**SOURCE TEXT**.

Who would have thought that the humble sock could ever be a product of worldwide admiration and a tool for social change? Direct-to-consumer company, Bombas, has done exactly that with their socks. Founded in 2013, the apparel company produces socks and for every pair that is sold, the brand donates a pair to someone in need.
One day while scrolling through Facebook, Dave Heathon, co-founder of Bombas, was surprised to learn that socks are the number one most requested donation item in homeless shelters. Due to hygiene concerns, shelters usually don’t accept donations of second-hand socks for their residents. Determined to make a change, Heath and his friend, Randy Goldberg decided to create a company that would produce socks and undertook to donate a pair for each pair they sell. To date, Bombas has donated almost 30 million pairs to more than 2,500 community organizations.
The name Bombas comes from the Latin word for bumblebee. The company’s motto is “Bee better”.
Heath and Goldberg had to sell enough socks in order to donate the same number of socks and still be profitable. To achieve this goal, they had to come up with top-quality products that people would be prepared to pay a premium price for: An improved everyday sock for their customers and a specially developed sock for donation.

**TO DO**.
Return the Bombas passage from "The name Bombas" up to and including "sock for donation.", copied word for word. The data after this point isn't needed for anything here.

**DATA ROWS**.
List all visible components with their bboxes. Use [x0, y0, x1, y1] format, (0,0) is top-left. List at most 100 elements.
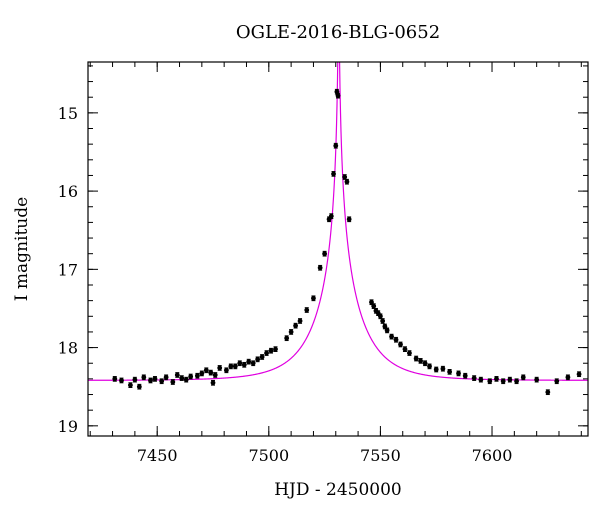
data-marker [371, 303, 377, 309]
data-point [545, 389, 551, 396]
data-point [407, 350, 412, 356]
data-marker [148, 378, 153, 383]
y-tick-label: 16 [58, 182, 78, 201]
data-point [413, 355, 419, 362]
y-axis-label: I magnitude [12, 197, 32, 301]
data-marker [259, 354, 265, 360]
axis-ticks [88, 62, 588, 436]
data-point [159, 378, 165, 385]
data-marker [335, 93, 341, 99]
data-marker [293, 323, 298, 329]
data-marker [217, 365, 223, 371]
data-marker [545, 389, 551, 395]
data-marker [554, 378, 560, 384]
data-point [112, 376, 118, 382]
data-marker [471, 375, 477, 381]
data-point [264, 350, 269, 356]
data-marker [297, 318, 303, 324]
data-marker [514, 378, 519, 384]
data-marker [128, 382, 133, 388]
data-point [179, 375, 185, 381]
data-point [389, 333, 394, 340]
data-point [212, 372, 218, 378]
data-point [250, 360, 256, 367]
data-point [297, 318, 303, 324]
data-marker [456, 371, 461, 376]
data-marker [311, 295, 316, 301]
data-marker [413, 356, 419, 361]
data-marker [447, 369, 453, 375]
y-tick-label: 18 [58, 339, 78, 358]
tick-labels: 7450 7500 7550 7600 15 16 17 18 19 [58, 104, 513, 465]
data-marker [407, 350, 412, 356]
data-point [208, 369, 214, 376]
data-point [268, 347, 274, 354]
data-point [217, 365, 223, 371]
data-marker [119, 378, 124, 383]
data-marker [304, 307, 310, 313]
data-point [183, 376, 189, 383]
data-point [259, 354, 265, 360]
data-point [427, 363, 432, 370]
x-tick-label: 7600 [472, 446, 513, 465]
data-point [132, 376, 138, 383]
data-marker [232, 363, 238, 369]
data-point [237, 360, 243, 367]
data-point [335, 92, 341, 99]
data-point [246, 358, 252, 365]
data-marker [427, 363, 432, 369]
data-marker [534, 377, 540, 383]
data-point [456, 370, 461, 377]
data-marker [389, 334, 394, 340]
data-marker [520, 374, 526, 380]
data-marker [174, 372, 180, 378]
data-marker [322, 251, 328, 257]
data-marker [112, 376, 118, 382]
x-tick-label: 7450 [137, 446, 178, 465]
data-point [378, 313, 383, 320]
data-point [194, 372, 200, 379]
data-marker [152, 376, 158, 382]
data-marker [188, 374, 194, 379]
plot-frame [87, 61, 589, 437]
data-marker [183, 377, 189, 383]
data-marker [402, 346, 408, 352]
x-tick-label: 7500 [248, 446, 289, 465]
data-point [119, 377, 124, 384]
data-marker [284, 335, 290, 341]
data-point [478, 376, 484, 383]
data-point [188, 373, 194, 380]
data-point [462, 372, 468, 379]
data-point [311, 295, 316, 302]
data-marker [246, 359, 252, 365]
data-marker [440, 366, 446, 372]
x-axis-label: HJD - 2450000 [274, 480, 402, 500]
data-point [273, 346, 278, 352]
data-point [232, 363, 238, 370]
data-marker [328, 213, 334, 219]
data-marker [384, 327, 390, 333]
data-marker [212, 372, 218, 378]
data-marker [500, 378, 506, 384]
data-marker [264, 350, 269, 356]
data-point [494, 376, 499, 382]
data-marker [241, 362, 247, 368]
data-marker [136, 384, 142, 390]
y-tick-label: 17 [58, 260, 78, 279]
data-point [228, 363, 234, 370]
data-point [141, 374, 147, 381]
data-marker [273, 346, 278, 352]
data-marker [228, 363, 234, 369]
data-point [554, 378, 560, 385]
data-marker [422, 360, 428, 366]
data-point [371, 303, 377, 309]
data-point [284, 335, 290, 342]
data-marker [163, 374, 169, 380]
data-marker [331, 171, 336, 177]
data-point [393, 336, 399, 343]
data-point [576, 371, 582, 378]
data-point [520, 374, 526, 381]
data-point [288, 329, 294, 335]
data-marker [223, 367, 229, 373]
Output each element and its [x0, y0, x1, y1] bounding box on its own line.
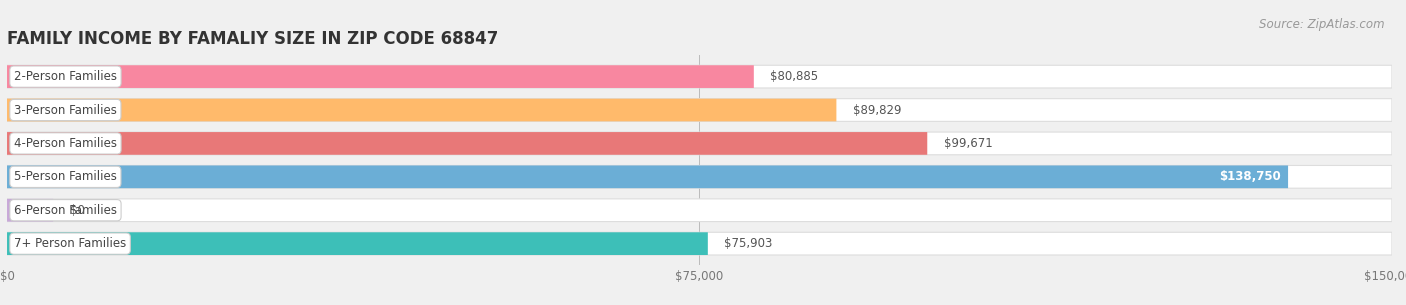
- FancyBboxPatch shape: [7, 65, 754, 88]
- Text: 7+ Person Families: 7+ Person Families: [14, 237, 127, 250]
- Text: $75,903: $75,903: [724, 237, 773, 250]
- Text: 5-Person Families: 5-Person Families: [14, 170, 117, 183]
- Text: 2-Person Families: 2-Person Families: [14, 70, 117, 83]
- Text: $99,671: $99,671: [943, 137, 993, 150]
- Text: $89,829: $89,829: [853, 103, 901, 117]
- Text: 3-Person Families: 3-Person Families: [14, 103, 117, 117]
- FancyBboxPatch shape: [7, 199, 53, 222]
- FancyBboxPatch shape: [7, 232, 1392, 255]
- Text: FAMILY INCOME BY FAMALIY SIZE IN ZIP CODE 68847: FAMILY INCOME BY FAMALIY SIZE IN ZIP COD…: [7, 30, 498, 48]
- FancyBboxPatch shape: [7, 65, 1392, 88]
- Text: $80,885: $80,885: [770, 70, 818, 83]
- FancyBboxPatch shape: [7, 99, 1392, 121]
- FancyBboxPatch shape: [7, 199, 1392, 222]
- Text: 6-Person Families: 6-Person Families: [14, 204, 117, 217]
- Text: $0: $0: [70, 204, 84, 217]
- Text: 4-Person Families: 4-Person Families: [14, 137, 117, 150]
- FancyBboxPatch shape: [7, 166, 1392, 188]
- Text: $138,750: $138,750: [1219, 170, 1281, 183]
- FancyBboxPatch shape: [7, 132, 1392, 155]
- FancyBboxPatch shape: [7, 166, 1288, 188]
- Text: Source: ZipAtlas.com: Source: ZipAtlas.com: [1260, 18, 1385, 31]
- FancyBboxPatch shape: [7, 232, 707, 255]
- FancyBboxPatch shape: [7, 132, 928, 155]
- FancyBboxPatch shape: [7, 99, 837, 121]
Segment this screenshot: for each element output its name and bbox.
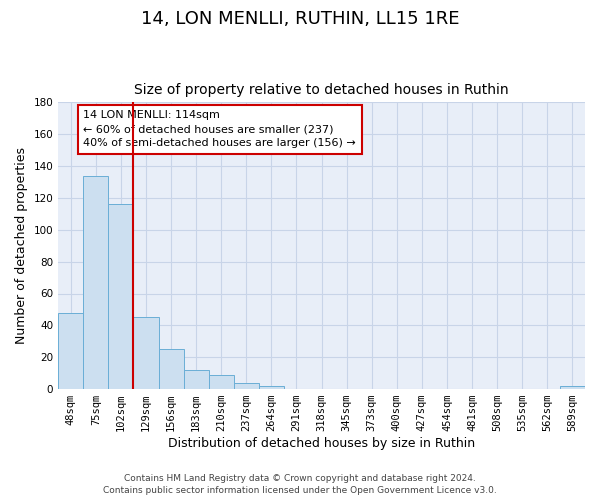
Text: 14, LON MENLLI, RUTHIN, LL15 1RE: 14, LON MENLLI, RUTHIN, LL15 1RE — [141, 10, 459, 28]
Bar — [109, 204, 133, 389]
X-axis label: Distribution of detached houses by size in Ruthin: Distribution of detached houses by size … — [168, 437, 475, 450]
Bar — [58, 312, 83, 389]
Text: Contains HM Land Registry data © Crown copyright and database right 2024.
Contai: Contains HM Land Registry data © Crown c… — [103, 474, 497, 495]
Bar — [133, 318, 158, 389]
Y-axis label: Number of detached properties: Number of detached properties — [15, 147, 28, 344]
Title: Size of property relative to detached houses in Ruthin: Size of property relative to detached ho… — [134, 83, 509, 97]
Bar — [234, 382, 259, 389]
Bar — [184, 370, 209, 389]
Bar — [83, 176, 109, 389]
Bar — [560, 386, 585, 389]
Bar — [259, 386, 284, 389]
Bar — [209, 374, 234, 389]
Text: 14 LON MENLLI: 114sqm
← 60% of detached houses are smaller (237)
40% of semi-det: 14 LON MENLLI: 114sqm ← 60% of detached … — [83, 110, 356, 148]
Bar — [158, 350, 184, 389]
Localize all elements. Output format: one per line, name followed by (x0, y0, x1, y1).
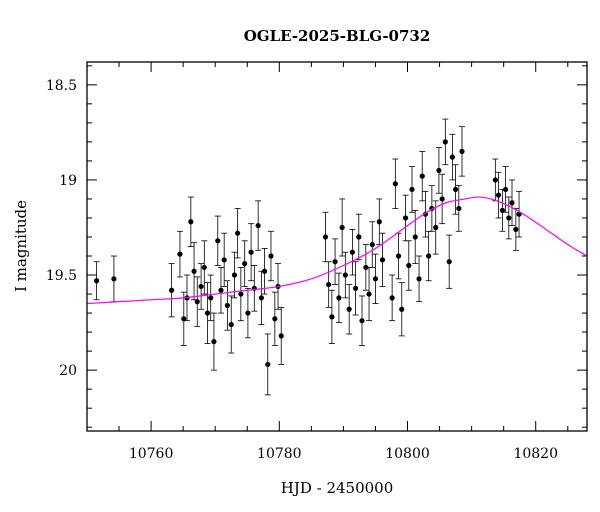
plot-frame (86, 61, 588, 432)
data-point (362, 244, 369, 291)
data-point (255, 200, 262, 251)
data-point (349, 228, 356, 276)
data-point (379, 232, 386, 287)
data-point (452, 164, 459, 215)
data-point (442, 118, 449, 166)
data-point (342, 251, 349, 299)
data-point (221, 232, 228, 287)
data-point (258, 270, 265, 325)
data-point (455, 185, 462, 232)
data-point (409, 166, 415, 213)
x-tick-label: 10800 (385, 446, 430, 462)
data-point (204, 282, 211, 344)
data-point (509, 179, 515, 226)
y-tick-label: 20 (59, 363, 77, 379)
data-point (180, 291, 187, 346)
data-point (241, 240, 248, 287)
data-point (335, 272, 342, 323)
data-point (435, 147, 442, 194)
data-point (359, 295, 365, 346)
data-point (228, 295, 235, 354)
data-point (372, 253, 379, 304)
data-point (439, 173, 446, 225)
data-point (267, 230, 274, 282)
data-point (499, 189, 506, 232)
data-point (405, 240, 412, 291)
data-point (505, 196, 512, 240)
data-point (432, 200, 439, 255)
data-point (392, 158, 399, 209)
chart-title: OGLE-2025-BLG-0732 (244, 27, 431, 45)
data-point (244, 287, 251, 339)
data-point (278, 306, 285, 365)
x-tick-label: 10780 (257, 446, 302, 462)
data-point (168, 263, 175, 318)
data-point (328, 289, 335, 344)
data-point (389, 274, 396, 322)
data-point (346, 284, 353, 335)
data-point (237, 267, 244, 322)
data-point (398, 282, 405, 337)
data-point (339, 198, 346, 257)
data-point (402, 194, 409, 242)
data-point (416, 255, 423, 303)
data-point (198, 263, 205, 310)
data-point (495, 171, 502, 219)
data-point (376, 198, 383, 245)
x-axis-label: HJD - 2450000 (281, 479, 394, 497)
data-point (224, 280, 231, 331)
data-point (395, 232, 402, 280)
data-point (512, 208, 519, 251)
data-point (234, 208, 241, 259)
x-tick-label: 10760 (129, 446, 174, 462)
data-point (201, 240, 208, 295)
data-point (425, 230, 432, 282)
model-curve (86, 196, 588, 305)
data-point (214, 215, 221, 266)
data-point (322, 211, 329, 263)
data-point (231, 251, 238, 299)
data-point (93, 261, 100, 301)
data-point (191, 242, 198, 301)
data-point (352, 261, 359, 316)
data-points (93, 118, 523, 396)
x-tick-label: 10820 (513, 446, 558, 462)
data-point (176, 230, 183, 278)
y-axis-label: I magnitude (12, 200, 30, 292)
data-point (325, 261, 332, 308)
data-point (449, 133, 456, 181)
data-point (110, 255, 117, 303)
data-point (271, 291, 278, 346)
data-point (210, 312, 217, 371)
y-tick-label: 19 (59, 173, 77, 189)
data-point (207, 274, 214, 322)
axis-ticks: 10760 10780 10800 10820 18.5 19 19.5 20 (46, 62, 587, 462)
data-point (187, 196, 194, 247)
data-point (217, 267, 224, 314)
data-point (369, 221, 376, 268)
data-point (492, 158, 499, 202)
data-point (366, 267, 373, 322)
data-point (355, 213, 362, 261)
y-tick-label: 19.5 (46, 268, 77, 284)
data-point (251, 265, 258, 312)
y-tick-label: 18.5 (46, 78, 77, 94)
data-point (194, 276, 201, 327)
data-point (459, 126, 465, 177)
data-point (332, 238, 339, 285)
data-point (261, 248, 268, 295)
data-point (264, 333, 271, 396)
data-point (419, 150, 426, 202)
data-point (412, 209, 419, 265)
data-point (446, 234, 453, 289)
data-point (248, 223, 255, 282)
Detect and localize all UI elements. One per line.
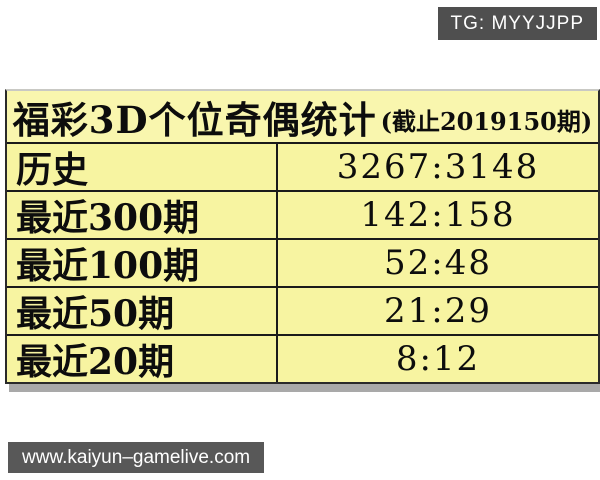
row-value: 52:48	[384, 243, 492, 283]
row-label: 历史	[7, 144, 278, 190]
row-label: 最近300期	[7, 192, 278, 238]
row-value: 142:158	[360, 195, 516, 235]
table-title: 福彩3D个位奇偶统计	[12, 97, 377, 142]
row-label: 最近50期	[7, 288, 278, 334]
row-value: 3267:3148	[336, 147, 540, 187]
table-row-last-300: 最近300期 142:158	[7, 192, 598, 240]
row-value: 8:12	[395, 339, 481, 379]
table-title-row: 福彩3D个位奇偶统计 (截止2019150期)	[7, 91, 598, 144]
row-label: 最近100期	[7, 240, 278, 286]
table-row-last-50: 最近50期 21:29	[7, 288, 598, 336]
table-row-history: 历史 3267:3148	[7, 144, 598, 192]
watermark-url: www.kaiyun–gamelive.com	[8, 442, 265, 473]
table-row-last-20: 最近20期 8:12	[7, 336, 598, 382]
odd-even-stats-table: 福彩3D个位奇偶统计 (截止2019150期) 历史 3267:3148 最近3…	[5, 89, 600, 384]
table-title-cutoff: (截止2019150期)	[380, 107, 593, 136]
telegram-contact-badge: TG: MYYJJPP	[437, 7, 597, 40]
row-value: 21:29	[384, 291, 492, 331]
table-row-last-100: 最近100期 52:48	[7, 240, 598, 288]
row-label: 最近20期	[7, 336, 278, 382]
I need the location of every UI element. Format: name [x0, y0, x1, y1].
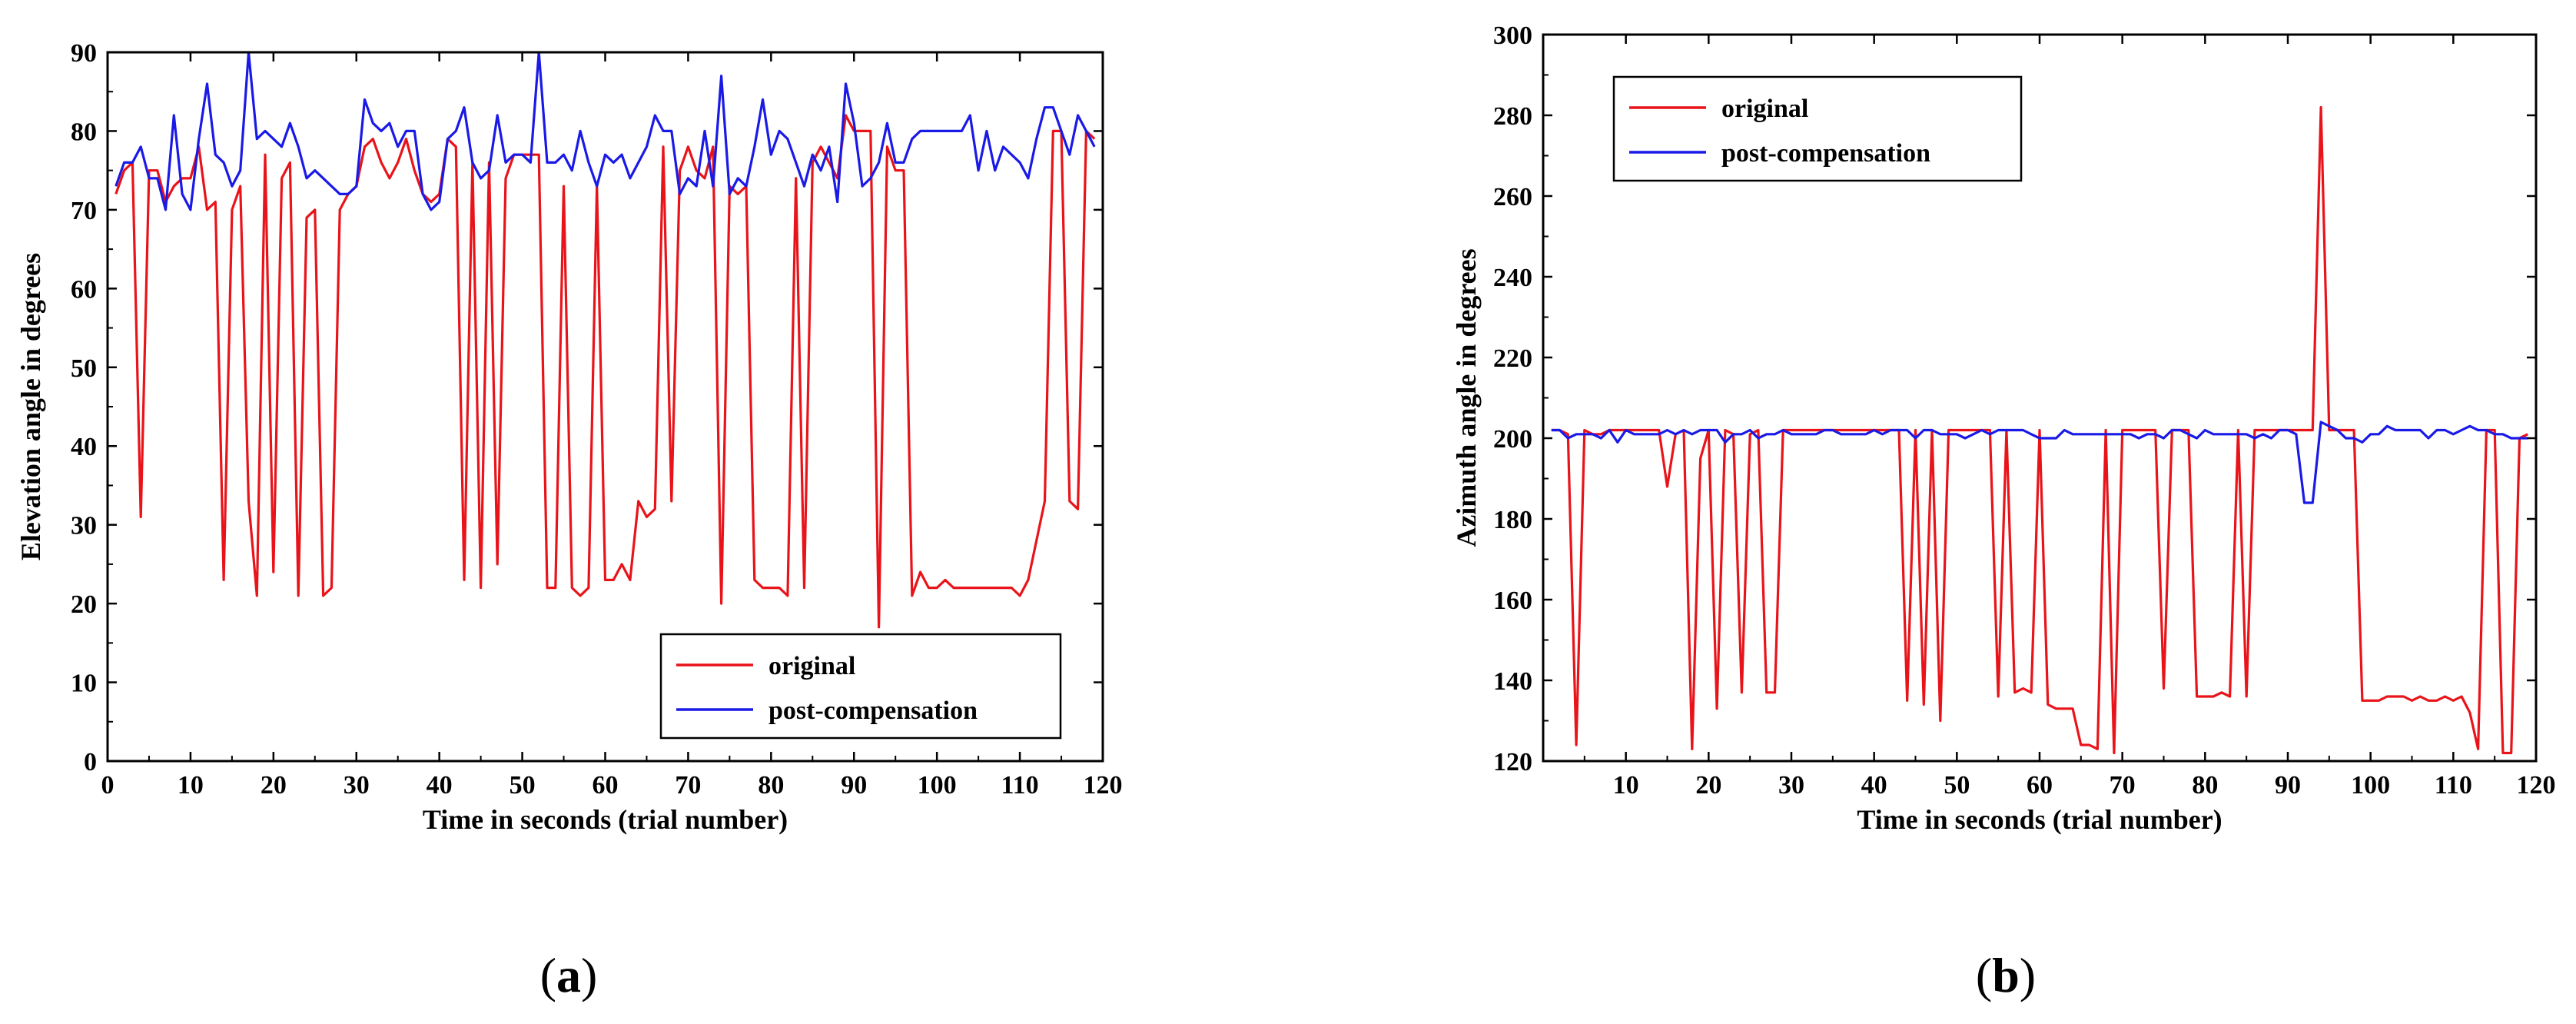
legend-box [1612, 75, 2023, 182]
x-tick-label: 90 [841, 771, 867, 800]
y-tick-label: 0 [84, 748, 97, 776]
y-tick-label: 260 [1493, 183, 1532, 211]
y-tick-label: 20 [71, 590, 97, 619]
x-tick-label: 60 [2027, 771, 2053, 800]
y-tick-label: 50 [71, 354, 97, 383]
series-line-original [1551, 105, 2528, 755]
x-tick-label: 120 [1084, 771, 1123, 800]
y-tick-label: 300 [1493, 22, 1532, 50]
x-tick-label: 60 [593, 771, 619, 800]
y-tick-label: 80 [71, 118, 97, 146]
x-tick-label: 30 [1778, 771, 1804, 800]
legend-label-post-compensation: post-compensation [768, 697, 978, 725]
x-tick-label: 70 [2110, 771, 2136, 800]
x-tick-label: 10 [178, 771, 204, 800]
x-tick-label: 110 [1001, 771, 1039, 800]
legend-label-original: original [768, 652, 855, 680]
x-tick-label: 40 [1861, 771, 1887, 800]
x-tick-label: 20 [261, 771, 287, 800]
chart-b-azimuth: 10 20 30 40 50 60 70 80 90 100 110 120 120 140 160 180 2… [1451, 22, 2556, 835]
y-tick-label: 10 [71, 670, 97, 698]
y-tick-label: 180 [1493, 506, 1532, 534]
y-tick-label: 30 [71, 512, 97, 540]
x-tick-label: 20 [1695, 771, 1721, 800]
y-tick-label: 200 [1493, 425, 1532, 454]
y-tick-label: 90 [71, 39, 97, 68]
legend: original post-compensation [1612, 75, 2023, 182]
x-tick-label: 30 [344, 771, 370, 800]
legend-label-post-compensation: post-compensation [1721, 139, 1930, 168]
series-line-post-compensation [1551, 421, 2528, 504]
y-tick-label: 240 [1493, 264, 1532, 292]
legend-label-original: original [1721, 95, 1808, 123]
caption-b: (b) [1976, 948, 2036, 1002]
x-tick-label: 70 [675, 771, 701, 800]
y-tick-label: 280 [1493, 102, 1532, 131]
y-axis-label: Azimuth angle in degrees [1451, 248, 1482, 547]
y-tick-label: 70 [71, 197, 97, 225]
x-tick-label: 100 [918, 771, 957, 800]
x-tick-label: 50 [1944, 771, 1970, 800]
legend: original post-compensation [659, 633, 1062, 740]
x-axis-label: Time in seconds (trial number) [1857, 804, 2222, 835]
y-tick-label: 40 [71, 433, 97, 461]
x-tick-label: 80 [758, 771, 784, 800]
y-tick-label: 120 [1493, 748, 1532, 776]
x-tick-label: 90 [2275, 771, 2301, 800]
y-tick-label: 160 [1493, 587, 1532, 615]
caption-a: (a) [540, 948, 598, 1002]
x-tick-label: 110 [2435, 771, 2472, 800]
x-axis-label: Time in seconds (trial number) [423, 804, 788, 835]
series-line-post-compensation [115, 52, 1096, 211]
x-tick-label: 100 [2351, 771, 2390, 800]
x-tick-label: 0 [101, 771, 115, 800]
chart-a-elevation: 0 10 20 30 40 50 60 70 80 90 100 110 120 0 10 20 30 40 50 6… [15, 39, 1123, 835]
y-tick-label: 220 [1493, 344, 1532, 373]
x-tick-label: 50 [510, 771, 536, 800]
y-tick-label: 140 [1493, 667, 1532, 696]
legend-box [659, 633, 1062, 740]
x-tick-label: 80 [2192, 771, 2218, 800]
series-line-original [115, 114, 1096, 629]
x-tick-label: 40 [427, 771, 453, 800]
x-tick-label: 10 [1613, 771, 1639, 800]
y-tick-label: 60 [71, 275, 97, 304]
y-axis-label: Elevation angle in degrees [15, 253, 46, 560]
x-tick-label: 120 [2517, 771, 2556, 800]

**SOLUTION TO THIS TASK**.
The name Bombas comes from the Latin word for bumblebee. The company’s motto is “Bee better”.
Heath and Goldberg had to sell enough socks in order to donate the same number of socks and still be profitable. To achieve this goal, they had to come up with top-quality products that people would be prepared to pay a premium price for: An improved everyday sock for their customers and a specially developed sock for donation.